__What this task involves__: Do any lines in the data below contain "球不同种的电荷"? If so, copy every one of them.

__Data excerpts__:

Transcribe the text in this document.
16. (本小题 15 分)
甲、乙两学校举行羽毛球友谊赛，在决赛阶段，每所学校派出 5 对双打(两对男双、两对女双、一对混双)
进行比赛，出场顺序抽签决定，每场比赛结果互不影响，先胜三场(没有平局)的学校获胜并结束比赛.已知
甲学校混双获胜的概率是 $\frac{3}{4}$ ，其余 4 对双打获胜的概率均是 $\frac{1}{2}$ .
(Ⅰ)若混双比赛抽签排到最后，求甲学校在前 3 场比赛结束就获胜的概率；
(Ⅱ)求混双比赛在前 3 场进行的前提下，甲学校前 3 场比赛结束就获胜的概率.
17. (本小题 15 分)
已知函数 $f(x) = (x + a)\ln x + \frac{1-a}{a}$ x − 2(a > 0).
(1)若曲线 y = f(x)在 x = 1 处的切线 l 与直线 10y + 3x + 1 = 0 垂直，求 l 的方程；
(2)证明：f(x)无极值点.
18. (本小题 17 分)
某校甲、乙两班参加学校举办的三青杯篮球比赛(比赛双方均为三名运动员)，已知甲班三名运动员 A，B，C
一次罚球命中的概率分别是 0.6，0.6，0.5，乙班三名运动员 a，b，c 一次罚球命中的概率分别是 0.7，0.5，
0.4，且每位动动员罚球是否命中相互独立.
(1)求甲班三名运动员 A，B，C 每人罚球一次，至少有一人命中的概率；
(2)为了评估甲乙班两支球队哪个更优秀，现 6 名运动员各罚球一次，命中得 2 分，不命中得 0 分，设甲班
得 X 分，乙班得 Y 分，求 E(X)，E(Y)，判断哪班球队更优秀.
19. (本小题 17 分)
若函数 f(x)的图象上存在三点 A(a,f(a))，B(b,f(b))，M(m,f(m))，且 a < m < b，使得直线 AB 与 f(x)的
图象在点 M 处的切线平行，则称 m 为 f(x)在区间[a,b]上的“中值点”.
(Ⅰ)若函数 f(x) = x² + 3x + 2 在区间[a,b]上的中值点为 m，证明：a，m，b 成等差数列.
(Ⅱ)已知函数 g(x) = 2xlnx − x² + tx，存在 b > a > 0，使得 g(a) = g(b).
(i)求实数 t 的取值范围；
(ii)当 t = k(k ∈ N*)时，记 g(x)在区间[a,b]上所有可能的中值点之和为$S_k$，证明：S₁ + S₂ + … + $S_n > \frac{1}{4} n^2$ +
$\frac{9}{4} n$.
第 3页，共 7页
==
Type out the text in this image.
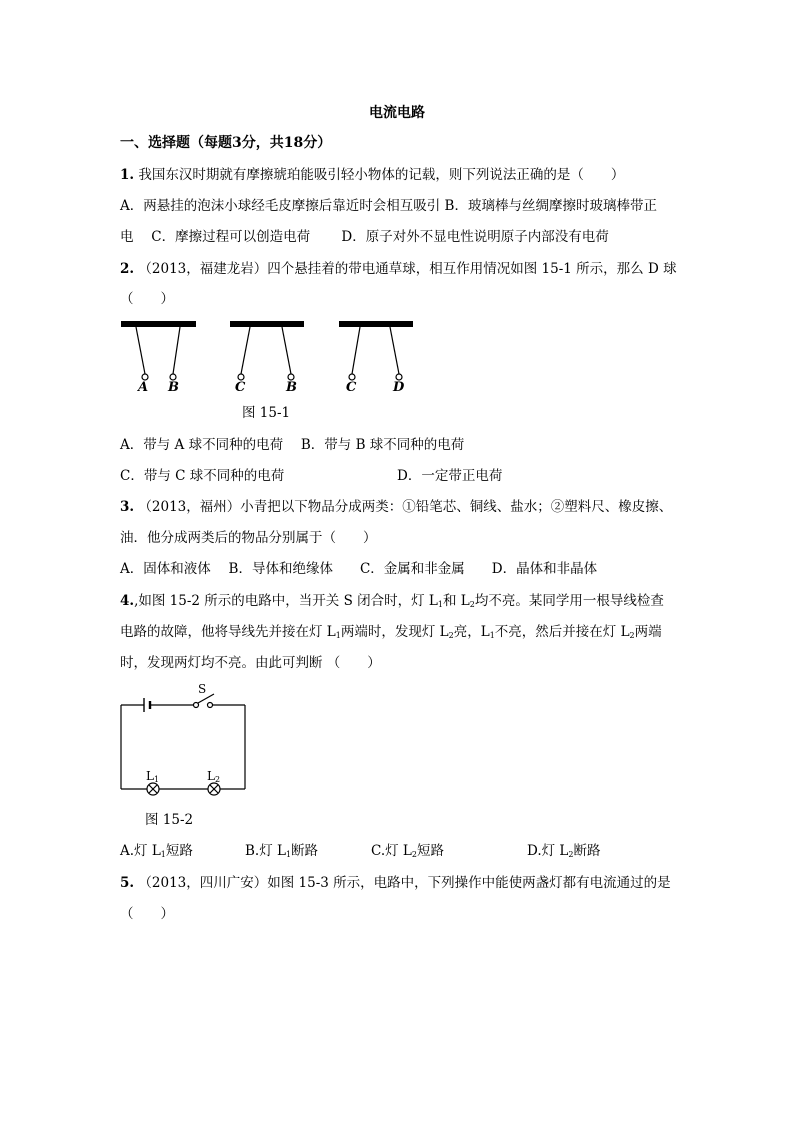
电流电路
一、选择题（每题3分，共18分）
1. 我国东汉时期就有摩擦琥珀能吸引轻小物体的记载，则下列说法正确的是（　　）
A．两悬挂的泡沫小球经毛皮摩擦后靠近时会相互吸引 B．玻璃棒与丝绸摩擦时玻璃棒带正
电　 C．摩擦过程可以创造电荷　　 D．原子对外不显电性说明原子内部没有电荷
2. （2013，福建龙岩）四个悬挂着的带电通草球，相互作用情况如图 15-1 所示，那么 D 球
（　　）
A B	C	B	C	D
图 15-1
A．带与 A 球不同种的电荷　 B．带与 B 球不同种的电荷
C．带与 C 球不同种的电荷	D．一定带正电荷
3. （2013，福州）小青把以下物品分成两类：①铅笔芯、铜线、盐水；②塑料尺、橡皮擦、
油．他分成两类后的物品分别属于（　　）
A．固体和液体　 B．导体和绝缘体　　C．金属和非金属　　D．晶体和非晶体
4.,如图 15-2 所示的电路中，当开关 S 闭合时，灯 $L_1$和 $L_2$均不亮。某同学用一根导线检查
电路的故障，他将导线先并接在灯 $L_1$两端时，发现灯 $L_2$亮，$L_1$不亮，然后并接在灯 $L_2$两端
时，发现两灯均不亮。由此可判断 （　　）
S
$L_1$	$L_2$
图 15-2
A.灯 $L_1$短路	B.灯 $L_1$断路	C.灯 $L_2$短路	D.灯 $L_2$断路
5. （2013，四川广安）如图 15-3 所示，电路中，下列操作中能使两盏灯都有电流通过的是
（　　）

__Correct answer__:
A．带与 A 球不同种的电荷　 B．带与 B 球不同种的电荷
C．带与 C 球不同种的电荷	D．一定带正电荷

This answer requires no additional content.